═══ Record extracts ═══

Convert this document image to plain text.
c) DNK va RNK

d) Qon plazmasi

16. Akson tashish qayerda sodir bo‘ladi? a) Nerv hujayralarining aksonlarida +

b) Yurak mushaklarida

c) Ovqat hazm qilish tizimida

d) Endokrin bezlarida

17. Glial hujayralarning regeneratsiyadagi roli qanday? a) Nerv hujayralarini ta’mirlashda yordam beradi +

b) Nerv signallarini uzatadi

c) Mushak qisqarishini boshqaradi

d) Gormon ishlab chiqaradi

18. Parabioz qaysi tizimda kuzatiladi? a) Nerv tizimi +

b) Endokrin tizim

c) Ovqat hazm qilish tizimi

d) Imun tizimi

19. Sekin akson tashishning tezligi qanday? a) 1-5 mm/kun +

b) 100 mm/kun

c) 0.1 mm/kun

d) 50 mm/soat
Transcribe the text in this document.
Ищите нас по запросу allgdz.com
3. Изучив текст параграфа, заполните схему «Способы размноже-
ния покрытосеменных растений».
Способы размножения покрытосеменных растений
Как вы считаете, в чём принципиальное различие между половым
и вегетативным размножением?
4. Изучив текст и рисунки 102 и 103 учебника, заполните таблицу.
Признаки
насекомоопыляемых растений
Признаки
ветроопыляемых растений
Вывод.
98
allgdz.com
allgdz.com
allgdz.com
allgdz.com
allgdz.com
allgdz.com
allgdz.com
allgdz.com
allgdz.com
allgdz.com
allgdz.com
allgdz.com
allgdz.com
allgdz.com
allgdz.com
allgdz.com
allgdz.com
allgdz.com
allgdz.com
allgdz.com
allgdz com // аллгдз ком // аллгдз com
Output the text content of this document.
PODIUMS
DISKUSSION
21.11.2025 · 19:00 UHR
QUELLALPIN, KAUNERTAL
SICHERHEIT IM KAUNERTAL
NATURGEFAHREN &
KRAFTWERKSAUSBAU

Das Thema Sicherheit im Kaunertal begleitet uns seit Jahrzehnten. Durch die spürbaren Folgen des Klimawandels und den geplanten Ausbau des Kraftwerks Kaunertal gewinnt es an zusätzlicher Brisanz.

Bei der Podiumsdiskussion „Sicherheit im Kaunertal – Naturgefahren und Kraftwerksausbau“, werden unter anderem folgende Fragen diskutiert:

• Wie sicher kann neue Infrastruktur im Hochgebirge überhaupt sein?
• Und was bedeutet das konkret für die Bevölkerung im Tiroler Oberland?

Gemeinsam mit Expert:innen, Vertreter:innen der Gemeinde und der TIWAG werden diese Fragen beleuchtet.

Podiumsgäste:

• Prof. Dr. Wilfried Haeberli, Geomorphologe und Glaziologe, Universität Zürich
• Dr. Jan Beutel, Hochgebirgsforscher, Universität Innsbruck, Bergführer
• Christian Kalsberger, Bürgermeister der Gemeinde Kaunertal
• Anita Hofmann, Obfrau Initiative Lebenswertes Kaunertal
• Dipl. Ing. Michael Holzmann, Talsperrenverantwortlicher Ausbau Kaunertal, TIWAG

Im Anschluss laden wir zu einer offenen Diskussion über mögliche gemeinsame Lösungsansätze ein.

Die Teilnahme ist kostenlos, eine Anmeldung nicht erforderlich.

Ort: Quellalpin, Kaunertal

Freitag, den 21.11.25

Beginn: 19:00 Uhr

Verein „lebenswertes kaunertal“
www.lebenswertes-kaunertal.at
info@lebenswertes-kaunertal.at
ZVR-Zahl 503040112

═══

Search the listing for the word "Изучив" and return each line that holds it.

Exercise output:
3. Изучив текст параграфа, заполните схему «Способы размноже-
4. Изучив текст и рисунки 102 и 103 учебника, заполните таблицу.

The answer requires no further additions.